# Written instruction
Collect each line of the records containing the string "number".

-- BEGIN Items --

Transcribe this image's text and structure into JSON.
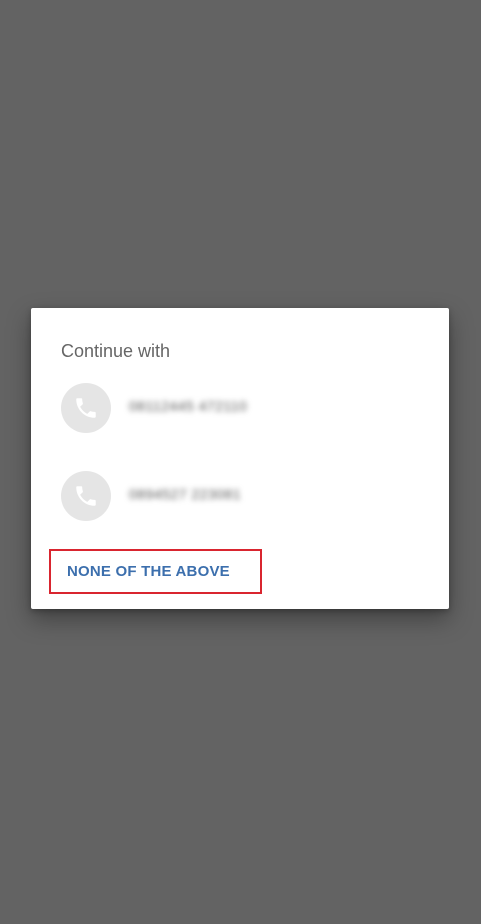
{
  "dialog": {
    "title": "Continue with",
    "accounts": [
      {
        "number": "08112445 472110",
        "icon": "phone-icon"
      },
      {
        "number": "0894527 223081",
        "icon": "phone-icon"
      }
    ],
    "none_label": "NONE OF THE ABOVE"
  },
  "colors": {
    "scrim": "#636363",
    "accent": "#3c6fad",
    "highlight": "#d9252f",
    "avatar": "#e5e5e5"
  }
}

-- END Items --

# Reply
        "number": "08112445 472110",
        "number": "0894527 223081",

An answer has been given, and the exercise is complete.